### Stated problem:
In the data, extract each line that holds the string "gluon".

### Supplied data:

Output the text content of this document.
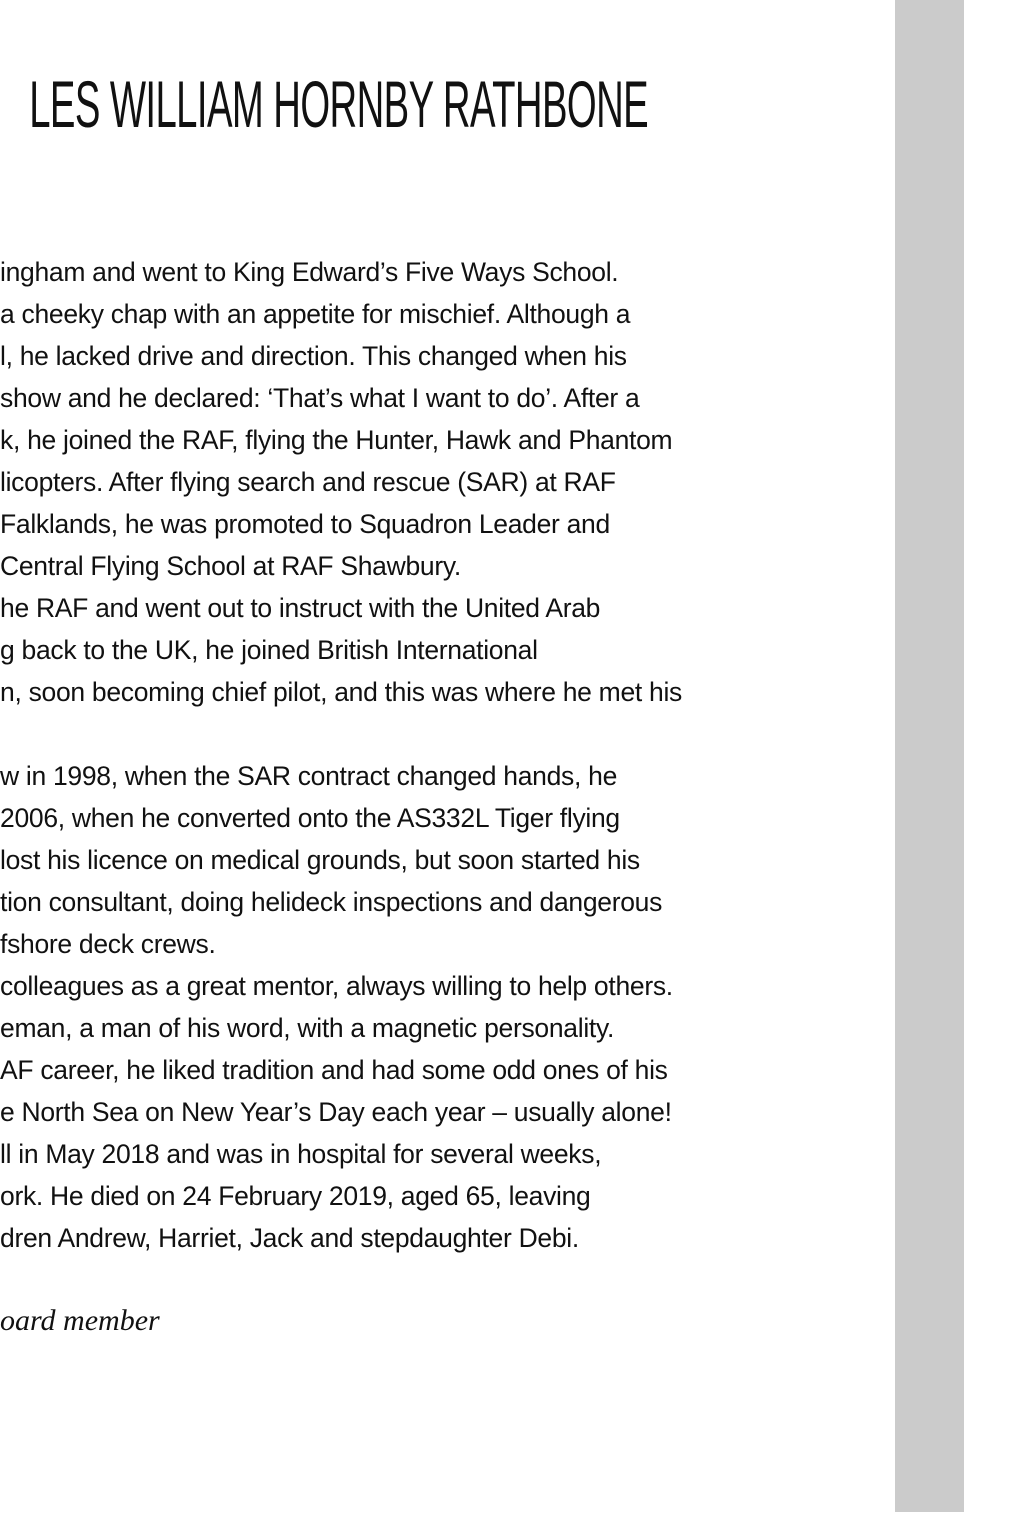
LES WILLIAM HORNBY RATHBONE
ingham and went to King Edward’s Five Ways School.
a cheeky chap with an appetite for mischief. Although a
l, he lacked drive and direction. This changed when his
show and he declared: ‘That’s what I want to do’. After a
k, he joined the RAF, flying the Hunter, Hawk and Phantom
licopters. After flying search and rescue (SAR) at RAF
Falklands, he was promoted to Squadron Leader and
Central Flying School at RAF Shawbury.
he RAF and went out to instruct with the United Arab
g back to the UK, he joined British International
n, soon becoming chief pilot, and this was where he met his
w in 1998, when the SAR contract changed hands, he
2006, when he converted onto the AS332L Tiger flying
lost his licence on medical grounds, but soon started his
tion consultant, doing helideck inspections and dangerous
fshore deck crews.
colleagues as a great mentor, always willing to help others.
eman, a man of his word, with a magnetic personality.
AF career, he liked tradition and had some odd ones of his
e North Sea on New Year’s Day each year – usually alone!
ll in May 2018 and was in hospital for several weeks,
ork. He died on 24 February 2019, aged 65, leaving
dren Andrew, Harriet, Jack and stepdaughter Debi.
oard member
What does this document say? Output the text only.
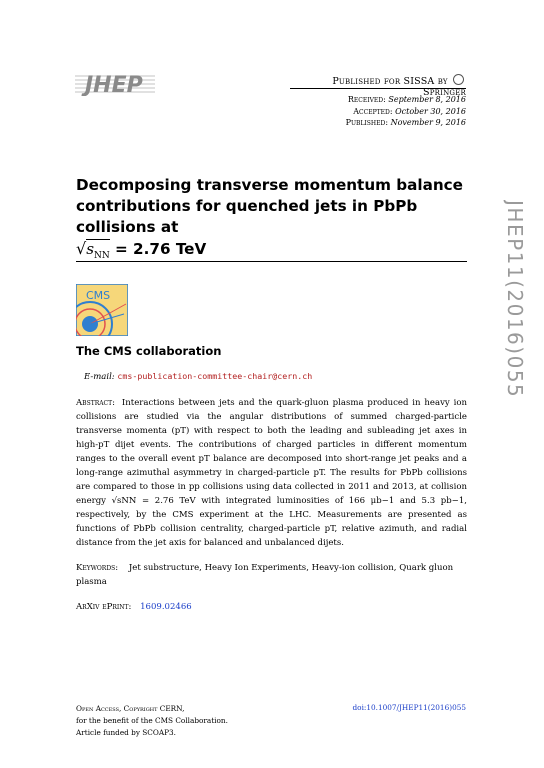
JHEP	Published for SISSA by  Springer
Received: September 8, 2016
Accepted: October 30, 2016
Published: November 9, 2016
Decomposing transverse momentum balance
contributions for quenched jets in PbPb collisions at
$√s_{NN} = 2.76$ TeV
CMS
The CMS collaboration
E-mail: cms-publication-committee-chair@cern.ch
Abstract: Interactions between jets and the quark-gluon plasma produced in heavy ion collisions are studied via the angular distributions of summed charged-particle transverse momenta (pT) with respect to both the leading and subleading jet axes in high-pT dijet events. The contributions of charged particles in different momentum ranges to the overall event pT balance are decomposed into short-range jet peaks and a long-range azimuthal asymmetry in charged-particle pT. The results for PbPb collisions are compared to those in pp collisions using data collected in 2011 and 2013, at collision energy √sNN = 2.76 TeV with integrated luminosities of 166 μb−1 and 5.3 pb−1, respectively, by the CMS experiment at the LHC. Measurements are presented as functions of PbPb collision centrality, charged-particle pT, relative azimuth, and radial distance from the jet axis for balanced and unbalanced dijets.
Keywords: Jet substructure, Heavy Ion Experiments, Heavy-ion collision, Quark gluon plasma
ArXiv ePrint: 1609.02466
JHEP11(2016)055
Open Access, Copyright CERN,
for the benefit of the CMS Collaboration.
Article funded by SCOAP3.
doi:10.1007/JHEP11(2016)055
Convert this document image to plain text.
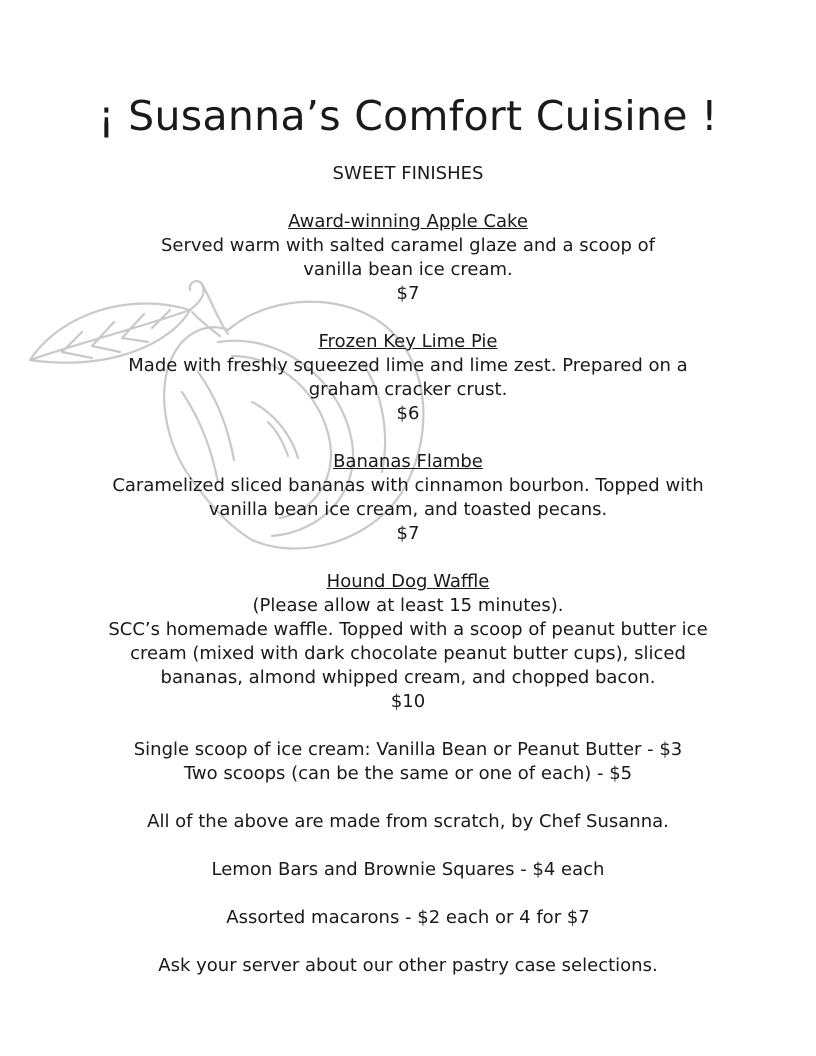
¡ Susanna’s Comfort Cuisine !

SWEET FINISHES

Award-winning Apple Cake
Served warm with salted caramel glaze and a scoop of
vanilla bean ice cream.
$7
Frozen Key Lime Pie
Made with freshly squeezed lime and lime zest. Prepared on a
graham cracker crust.
$6
Bananas Flambe
Caramelized sliced bananas with cinnamon bourbon. Topped with
vanilla bean ice cream, and toasted pecans.
$7
Hound Dog Waffle
(Please allow at least 15 minutes).
SCC’s homemade waffle. Topped with a scoop of peanut butter ice
cream (mixed with dark chocolate peanut butter cups), sliced
bananas, almond whipped cream, and chopped bacon.
$10
Single scoop of ice cream: Vanilla Bean or Peanut Butter - $3
Two scoops (can be the same or one of each) - $5
All of the above are made from scratch, by Chef Susanna.
Lemon Bars and Brownie Squares - $4 each
Assorted macarons - $2 each or 4 for $7
Ask your server about our other pastry case selections.
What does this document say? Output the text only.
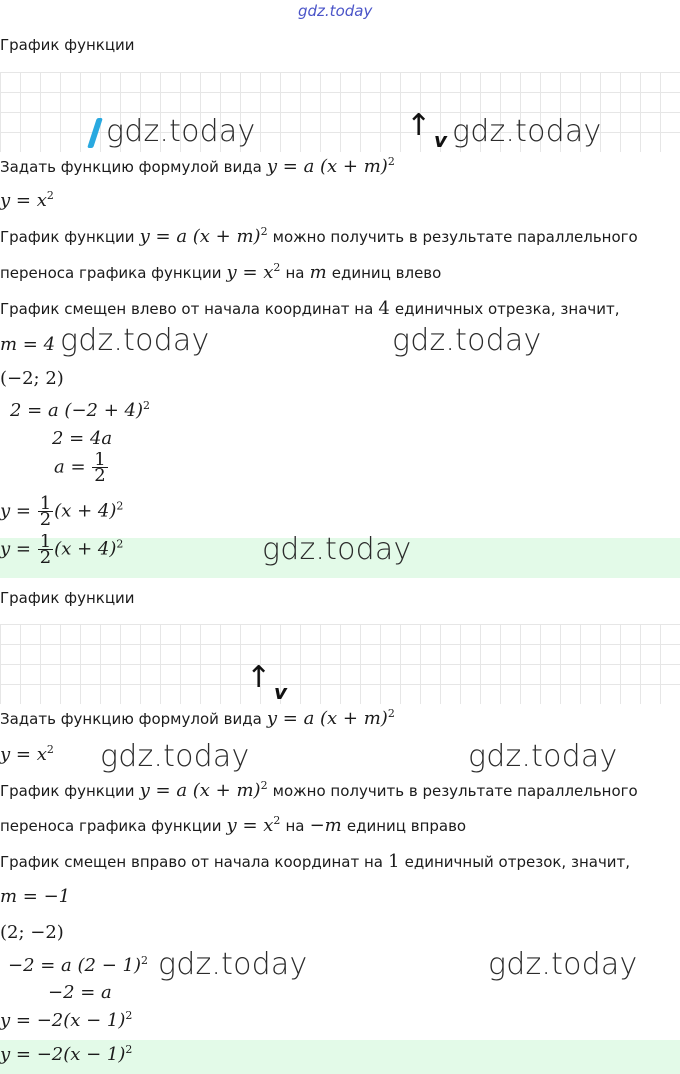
gdz.today
График функции
gdz.today	↑ v gdz.today
Задать функцию формулой вида y = a $(x + m)^2$
$y = x^2$
График функции y = a $(x + m)^2$ можно получить в результате параллельного
переноса графика функции $y = x^2$ на m единиц влево
График смещен влево от начала координат на 4 единичных отрезка, значит,
m = 4 gdz.today	gdz.today
(−2; 2)
2 = a $(-2 + 4)^2$
2 = 4a
$a = \frac{1}{2}$
$y = \frac{1}{2} (x + 4)^2$
$y = \frac{1}{2} (x + 4)^2$	gdz.today
График функции
↑ v
Задать функцию формулой вида y = a $(x + m)^2$
$y = x^2$ gdz.today	gdz.today
График функции y = a $(x + m)^2$ можно получить в результате параллельного
переноса графика функции $y = x^2$ на −m единиц вправо
График смещен вправо от начала координат на 1 единичный отрезок, значит,
m = −1
(2; −2)
−2 = a $(2 - 1)^2$ gdz.today	gdz.today
−2 = a
$y = -2(x - 1)^2$
$y = -2(x - 1)^2$
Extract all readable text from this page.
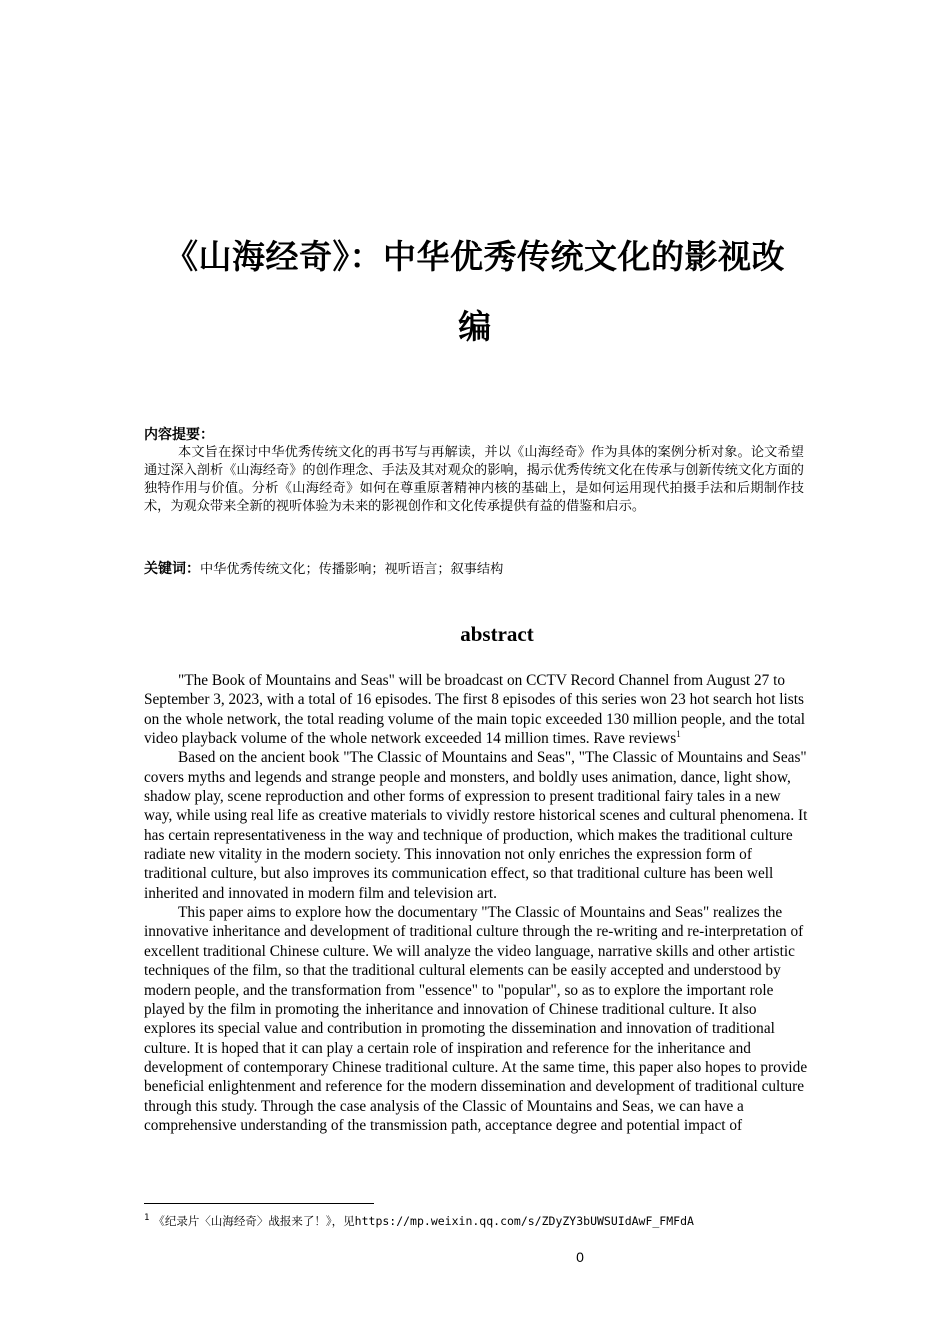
《山海经奇》：中华优秀传统文化的影视改编
内容提要：
本文旨在探讨中华优秀传统文化的再书写与再解读，并以《山海经奇》作为具体的案例分析对象。论文希望通过深入剖析《山海经奇》的创作理念、手法及其对观众的影响，揭示优秀传统文化在传承与创新传统文化方面的独特作用与价值。分析《山海经奇》如何在尊重原著精神内核的基础上，是如何运用现代拍摄手法和后期制作技术，为观众带来全新的视听体验为未来的影视创作和文化传承提供有益的借鉴和启示。
关键词：中华优秀传统文化；传播影响；视听语言；叙事结构
abstract

"The Book of Mountains and Seas" will be broadcast on CCTV Record Channel from August 27 to September 3, 2023, with a total of 16 episodes. The first 8 episodes of this series won 23 hot search hot lists on the whole network, the total reading volume of the main topic exceeded 130 million people, and the total video playback volume of the whole network exceeded 14 million times. Rave reviews$^1$

Based on the ancient book "The Classic of Mountains and Seas", "The Classic of Mountains and Seas" covers myths and legends and strange people and monsters, and boldly uses animation, dance, light show, shadow play, scene reproduction and other forms of expression to present traditional fairy tales in a new way, while using real life as creative materials to vividly restore historical scenes and cultural phenomena. It has certain representativeness in the way and technique of production, which makes the traditional culture radiate new vitality in the modern society. This innovation not only enriches the expression form of traditional culture, but also improves its communication effect, so that traditional culture has been well inherited and innovated in modern film and television art.

This paper aims to explore how the documentary "The Classic of Mountains and Seas" realizes the innovative inheritance and development of traditional culture through the re-writing and re-interpretation of excellent traditional Chinese culture. We will analyze the video language, narrative skills and other artistic techniques of the film, so that the traditional cultural elements can be easily accepted and understood by modern people, and the transformation from "essence" to "popular", so as to explore the important role played by the film in promoting the inheritance and innovation of Chinese traditional culture. It also explores its special value and contribution in promoting the dissemination and innovation of traditional culture. It is hoped that it can play a certain role of inspiration and reference for the inheritance and development of contemporary Chinese traditional culture. At the same time, this paper also hopes to provide beneficial enlightenment and reference for the modern dissemination and development of traditional culture through this study. Through the case analysis of the Classic of Mountains and Seas, we can have a comprehensive understanding of the transmission path, acceptance degree and potential impact of

$^1$ 《纪录片〈山海经奇〉战报来了！》，见https://mp.weixin.qq.com/s/ZDyZY3bUWSUIdAwF_FMFdA
0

### Response below:
Abstract: Interactions between jets and the quark-gluon plasma produced in heavy ion collisions are studied via the angular distributions of summed charged-particle transverse momenta (pT) with respect to both the leading and subleading jet axes in high-pT dijet events. The contributions of charged particles in different momentum ranges to the overall event pT balance are decomposed into short-range jet peaks and a long-range azimuthal asymmetry in charged-particle pT. The results for PbPb collisions are compared to those in pp collisions using data collected in 2011 and 2013, at collision energy √sNN = 2.76 TeV with integrated luminosities of 166 μb−1 and 5.3 pb−1, respectively, by the CMS experiment at the LHC. Measurements are presented as functions of PbPb collision centrality, charged-particle pT, relative azimuth, and radial distance from the jet axis for balanced and unbalanced dijets.
Keywords: Jet substructure, Heavy Ion Experiments, Heavy-ion collision, Quark gluon plasma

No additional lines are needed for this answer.